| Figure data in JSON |
────────────────────────────────────────

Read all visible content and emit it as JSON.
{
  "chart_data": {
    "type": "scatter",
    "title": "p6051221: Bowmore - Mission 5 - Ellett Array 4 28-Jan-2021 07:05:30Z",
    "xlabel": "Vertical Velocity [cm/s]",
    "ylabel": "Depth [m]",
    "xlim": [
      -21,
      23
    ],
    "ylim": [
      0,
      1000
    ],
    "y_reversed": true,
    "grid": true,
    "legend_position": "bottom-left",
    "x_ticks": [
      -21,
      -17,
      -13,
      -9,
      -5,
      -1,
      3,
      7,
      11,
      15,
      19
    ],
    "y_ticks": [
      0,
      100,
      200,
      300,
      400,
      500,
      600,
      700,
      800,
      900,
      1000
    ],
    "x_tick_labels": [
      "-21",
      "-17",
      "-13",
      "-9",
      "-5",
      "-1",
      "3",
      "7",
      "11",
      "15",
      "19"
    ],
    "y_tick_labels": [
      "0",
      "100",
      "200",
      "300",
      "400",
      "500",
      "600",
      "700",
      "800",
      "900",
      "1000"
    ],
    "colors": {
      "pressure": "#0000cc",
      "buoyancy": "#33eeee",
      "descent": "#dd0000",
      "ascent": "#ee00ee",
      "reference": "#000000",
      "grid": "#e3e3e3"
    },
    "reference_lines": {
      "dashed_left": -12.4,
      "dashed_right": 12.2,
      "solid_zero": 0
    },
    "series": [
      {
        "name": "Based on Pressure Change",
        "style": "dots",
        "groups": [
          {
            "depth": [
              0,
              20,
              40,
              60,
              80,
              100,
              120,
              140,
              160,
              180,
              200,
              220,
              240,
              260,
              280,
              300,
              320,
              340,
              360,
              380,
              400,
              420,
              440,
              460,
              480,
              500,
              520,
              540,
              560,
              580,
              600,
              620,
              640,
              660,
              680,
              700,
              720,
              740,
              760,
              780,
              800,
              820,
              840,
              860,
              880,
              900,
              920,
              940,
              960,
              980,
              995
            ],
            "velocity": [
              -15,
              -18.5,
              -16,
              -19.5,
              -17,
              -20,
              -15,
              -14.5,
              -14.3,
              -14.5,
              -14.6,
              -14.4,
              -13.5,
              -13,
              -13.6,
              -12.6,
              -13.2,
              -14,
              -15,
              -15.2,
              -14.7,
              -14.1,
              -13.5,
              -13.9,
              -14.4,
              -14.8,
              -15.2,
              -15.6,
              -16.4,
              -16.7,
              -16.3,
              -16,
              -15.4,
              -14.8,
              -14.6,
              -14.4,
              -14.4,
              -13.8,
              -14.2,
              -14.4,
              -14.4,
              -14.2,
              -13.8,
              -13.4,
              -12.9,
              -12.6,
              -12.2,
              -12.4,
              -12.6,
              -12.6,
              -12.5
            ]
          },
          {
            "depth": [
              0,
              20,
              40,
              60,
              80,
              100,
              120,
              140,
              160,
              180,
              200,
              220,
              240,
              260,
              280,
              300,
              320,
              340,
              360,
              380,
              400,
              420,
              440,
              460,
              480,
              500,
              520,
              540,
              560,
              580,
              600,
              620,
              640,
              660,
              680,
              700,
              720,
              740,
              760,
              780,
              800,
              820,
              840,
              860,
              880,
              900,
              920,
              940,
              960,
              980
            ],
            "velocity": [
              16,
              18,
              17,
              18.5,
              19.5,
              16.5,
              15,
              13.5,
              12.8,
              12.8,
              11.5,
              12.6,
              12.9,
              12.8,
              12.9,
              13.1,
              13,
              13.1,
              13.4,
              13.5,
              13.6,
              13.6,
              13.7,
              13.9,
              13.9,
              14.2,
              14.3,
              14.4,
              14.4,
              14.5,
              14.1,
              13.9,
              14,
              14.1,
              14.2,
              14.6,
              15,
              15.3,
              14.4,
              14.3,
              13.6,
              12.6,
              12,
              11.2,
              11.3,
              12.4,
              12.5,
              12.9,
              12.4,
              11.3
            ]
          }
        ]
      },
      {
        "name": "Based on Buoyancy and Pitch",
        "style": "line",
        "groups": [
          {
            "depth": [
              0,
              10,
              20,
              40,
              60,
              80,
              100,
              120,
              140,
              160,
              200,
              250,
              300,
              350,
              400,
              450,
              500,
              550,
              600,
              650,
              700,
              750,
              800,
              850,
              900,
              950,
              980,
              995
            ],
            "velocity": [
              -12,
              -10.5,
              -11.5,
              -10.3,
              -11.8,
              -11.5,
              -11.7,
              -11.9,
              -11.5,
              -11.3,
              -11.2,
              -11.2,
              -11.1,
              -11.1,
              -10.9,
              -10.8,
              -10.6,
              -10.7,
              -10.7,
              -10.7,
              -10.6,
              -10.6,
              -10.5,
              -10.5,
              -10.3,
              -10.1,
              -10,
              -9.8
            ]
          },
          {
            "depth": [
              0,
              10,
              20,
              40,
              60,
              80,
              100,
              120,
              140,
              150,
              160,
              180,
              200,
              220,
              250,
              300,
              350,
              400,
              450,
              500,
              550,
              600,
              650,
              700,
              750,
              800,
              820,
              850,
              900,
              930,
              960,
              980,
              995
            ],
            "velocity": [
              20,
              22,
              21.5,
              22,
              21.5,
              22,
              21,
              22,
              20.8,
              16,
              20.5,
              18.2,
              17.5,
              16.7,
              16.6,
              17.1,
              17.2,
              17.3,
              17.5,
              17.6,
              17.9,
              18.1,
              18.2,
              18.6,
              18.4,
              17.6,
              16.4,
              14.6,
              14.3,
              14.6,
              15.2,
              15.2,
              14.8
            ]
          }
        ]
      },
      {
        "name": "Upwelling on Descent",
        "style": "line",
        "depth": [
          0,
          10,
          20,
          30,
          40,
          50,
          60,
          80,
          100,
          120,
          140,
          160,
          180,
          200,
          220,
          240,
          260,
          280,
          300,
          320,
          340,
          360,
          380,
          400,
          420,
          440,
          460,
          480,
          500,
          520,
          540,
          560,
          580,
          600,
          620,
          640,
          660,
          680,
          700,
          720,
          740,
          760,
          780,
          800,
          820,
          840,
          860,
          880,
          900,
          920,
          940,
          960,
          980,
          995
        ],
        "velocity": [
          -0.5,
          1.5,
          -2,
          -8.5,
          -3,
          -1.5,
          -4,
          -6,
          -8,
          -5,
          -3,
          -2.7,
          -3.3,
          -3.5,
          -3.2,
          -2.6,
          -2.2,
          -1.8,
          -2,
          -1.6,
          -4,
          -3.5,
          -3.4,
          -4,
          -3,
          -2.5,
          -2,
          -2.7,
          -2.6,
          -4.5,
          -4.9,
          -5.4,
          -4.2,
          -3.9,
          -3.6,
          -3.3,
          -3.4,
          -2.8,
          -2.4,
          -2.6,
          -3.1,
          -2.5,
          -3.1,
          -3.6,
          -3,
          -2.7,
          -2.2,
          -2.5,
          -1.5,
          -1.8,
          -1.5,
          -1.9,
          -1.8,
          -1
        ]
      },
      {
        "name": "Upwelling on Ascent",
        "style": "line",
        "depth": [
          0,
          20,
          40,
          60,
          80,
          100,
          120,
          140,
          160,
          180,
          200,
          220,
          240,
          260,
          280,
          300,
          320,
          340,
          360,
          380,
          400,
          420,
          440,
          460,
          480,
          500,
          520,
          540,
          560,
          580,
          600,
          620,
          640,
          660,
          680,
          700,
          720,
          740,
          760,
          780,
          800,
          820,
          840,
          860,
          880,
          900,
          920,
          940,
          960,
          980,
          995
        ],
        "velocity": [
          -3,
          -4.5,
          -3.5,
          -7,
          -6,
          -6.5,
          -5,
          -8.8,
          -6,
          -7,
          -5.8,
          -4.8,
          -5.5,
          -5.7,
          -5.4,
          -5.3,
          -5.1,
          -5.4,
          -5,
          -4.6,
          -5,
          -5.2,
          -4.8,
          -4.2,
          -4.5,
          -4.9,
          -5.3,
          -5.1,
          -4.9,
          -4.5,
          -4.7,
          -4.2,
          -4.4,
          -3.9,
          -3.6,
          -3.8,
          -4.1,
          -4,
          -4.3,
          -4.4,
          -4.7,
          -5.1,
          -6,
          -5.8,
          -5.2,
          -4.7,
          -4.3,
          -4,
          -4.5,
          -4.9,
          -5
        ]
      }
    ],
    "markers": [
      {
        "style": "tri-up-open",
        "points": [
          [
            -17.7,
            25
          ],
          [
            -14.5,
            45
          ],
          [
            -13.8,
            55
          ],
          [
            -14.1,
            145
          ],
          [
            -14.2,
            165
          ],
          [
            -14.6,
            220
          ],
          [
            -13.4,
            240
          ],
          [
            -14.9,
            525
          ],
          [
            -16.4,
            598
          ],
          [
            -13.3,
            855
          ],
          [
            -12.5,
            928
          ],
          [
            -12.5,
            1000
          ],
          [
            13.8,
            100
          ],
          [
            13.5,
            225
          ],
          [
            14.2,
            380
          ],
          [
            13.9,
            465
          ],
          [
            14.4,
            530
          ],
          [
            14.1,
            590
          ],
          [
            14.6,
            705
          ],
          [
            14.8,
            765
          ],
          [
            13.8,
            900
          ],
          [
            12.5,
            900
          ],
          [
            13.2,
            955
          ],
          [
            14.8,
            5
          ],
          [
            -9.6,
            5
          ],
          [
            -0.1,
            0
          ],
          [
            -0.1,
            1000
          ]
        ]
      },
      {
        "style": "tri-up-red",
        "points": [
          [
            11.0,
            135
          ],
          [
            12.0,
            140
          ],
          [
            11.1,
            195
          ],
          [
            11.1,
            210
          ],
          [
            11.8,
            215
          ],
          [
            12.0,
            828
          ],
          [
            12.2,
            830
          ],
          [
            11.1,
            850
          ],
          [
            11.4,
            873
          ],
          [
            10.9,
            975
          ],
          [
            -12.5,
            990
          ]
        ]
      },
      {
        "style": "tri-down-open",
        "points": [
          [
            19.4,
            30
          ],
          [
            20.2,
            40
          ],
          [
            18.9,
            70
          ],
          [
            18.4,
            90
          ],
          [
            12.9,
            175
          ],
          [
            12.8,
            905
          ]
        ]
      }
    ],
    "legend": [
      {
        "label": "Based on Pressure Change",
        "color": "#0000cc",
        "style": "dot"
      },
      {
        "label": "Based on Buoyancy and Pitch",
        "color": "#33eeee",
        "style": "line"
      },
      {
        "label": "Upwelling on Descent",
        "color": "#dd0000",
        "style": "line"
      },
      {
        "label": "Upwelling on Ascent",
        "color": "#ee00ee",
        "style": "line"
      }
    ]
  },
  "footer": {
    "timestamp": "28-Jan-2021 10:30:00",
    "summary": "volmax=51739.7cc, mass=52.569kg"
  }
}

────────────────────────────────────────

In the listing, find each line with the string "Pitch" and copy it.

| Finished exercise |
        "name": "Based on Buoyancy and Pitch",
        "label": "Based on Buoyancy and Pitch",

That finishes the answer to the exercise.